GIVEN EXERCISE: Copy out the material below line for line, with no changes.

━━ TASK MATERIAL ━━

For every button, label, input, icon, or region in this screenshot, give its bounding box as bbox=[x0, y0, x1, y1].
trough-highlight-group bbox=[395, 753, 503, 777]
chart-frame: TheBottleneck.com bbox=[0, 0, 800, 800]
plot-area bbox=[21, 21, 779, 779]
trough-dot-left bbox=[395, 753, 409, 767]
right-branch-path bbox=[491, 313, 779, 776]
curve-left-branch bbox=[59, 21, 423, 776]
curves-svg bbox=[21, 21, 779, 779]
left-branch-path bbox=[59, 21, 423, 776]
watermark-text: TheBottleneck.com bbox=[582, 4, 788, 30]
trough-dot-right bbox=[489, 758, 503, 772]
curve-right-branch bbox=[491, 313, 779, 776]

━━━

THE SOLUTION:
For every button, label, input, icon, or region in this screenshot, give its bounding box as bbox=[x0, y0, x1, y1].
trough-highlight-group bbox=[395, 753, 503, 777]
chart-frame: TheBottleneck.com bbox=[0, 0, 800, 800]
plot-area bbox=[21, 21, 779, 779]
trough-dot-left bbox=[395, 753, 409, 767]
right-branch-path bbox=[491, 313, 779, 776]
curve-left-branch bbox=[59, 21, 423, 776]
curves-svg bbox=[21, 21, 779, 779]
left-branch-path bbox=[59, 21, 423, 776]
watermark-text: TheBottleneck.com bbox=[582, 4, 788, 30]
trough-dot-right bbox=[489, 758, 503, 772]
curve-right-branch bbox=[491, 313, 779, 776]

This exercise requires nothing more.